Entries from a dataset:
----------------

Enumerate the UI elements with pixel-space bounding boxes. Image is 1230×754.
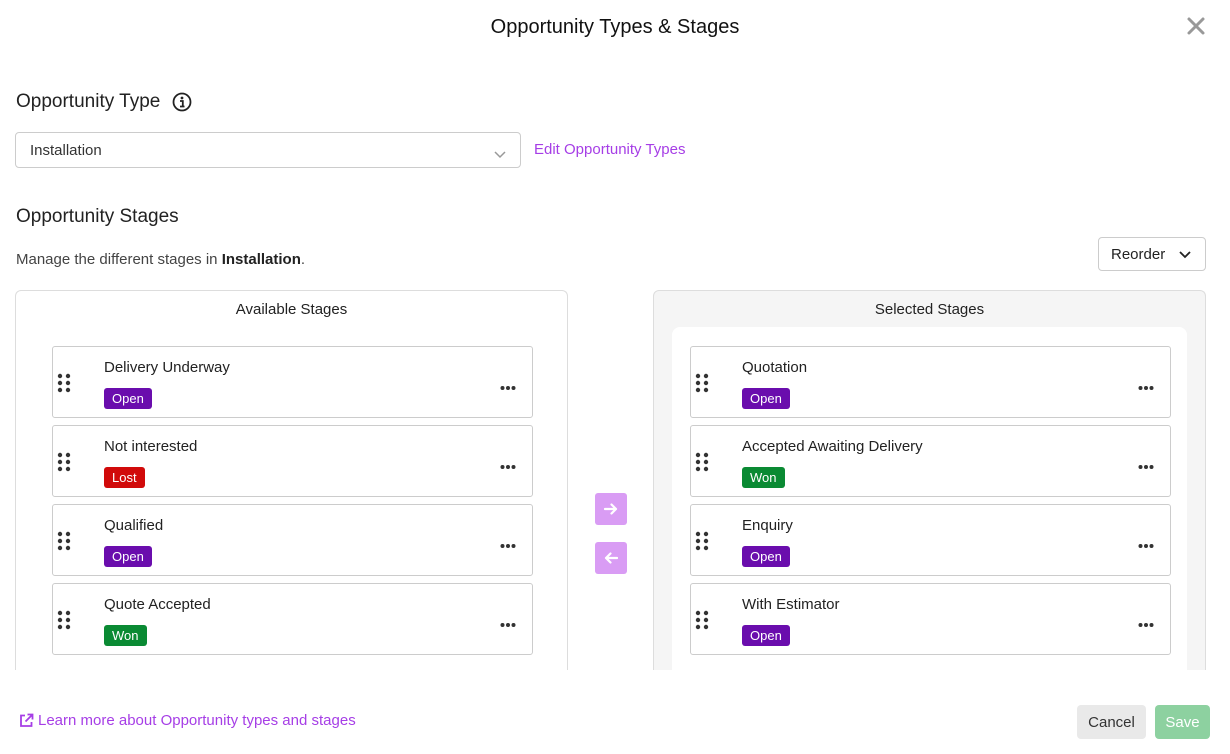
manage-suffix: .: [300, 251, 306, 268]
edit-opportunity-types-link[interactable]: Edit Opportunity Types: [534, 141, 685, 158]
drag-handle-icon[interactable]: [57, 452, 71, 472]
status-badge: Won: [742, 467, 785, 488]
manage-description: Manage the different stages in Installat…: [16, 251, 305, 268]
status-badge: Open: [104, 388, 152, 409]
drag-handle-icon[interactable]: [695, 610, 709, 630]
list-item[interactable]: Quote Accepted Won: [52, 583, 533, 655]
move-right-button[interactable]: [595, 493, 627, 525]
arrow-left-icon: [604, 552, 618, 564]
learn-more-label: Learn more about Opportunity types and s…: [38, 712, 356, 729]
more-options-icon[interactable]: [500, 615, 516, 627]
info-icon[interactable]: [172, 92, 192, 112]
dialog-title: Opportunity Types & Stages: [490, 16, 740, 38]
list-item[interactable]: Enquiry Open: [690, 504, 1171, 576]
list-item[interactable]: Not interested Lost: [52, 425, 533, 497]
list-item[interactable]: Delivery Underway Open: [52, 346, 533, 418]
cancel-button[interactable]: Cancel: [1077, 705, 1146, 739]
manage-type-name: Installation: [221, 251, 301, 268]
opportunity-stages-title: Opportunity Stages: [16, 206, 179, 227]
drag-handle-icon[interactable]: [695, 373, 709, 393]
more-options-icon[interactable]: [1138, 536, 1154, 548]
drag-handle-icon[interactable]: [57, 373, 71, 393]
manage-prefix: Manage the different stages in: [16, 251, 222, 268]
status-badge: Open: [742, 546, 790, 567]
more-options-icon[interactable]: [500, 457, 516, 469]
stage-name: Quotation: [742, 359, 808, 376]
status-badge: Open: [742, 388, 790, 409]
move-left-button[interactable]: [595, 542, 627, 574]
stage-name: Enquiry: [742, 517, 793, 534]
more-options-icon[interactable]: [500, 536, 516, 548]
stage-name: Accepted Awaiting Delivery: [742, 438, 923, 455]
chevron-down-icon: [1179, 246, 1191, 263]
learn-more-link[interactable]: Learn more about Opportunity types and s…: [19, 712, 356, 729]
stage-name: With Estimator: [742, 596, 840, 613]
save-button[interactable]: Save: [1155, 705, 1210, 739]
reorder-dropdown[interactable]: Reorder: [1098, 237, 1206, 271]
drag-handle-icon[interactable]: [695, 531, 709, 551]
stage-name: Delivery Underway: [104, 359, 230, 376]
status-badge: Lost: [104, 467, 145, 488]
drag-handle-icon[interactable]: [57, 610, 71, 630]
status-badge: Won: [104, 625, 147, 646]
selected-stages-title: Selected Stages: [874, 301, 985, 318]
list-item[interactable]: Accepted Awaiting Delivery Won: [690, 425, 1171, 497]
dialog-header: Opportunity Types & Stages: [0, 0, 1230, 56]
selected-stages-panel: Selected Stages Quotation Open Accepted …: [653, 290, 1206, 670]
list-item[interactable]: With Estimator Open: [690, 583, 1171, 655]
list-item[interactable]: Qualified Open: [52, 504, 533, 576]
opportunity-type-select[interactable]: Installation: [15, 132, 521, 168]
more-options-icon[interactable]: [1138, 457, 1154, 469]
stage-name: Not interested: [104, 438, 198, 455]
list-item[interactable]: Quotation Open: [690, 346, 1171, 418]
opportunity-type-value: Installation: [30, 141, 102, 159]
more-options-icon[interactable]: [1138, 378, 1154, 390]
arrow-right-icon: [604, 503, 618, 515]
stage-name: Qualified: [104, 517, 164, 534]
reorder-label: Reorder: [1111, 245, 1166, 263]
selected-stages-list: Quotation Open Accepted Awaiting Deliver…: [672, 327, 1187, 670]
opportunity-type-title: Opportunity Type: [16, 91, 161, 112]
available-stages-title: Available Stages: [235, 301, 348, 318]
available-stages-list: Delivery Underway Open Not interested Lo…: [34, 327, 549, 670]
status-badge: Open: [104, 546, 152, 567]
opportunity-type-heading: Opportunity Type: [16, 91, 192, 113]
stage-name: Quote Accepted: [104, 596, 211, 613]
available-stages-panel: Available Stages Delivery Underway Open …: [15, 290, 568, 670]
chevron-down-icon: [494, 146, 506, 159]
more-options-icon[interactable]: [500, 378, 516, 390]
drag-handle-icon[interactable]: [57, 531, 71, 551]
more-options-icon[interactable]: [1138, 615, 1154, 627]
external-link-icon: [20, 713, 34, 727]
status-badge: Open: [742, 625, 790, 646]
close-icon[interactable]: [1186, 16, 1206, 38]
drag-handle-icon[interactable]: [695, 452, 709, 472]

----------------

# WORK REQUIRED
Please return each line of the items above that contains the word "different". Case counts.

# FINAL RESULT
manage-description: Manage the different stages in Installat…: [16, 251, 305, 268]
manage-prefix: Manage the different stages in: [16, 251, 222, 268]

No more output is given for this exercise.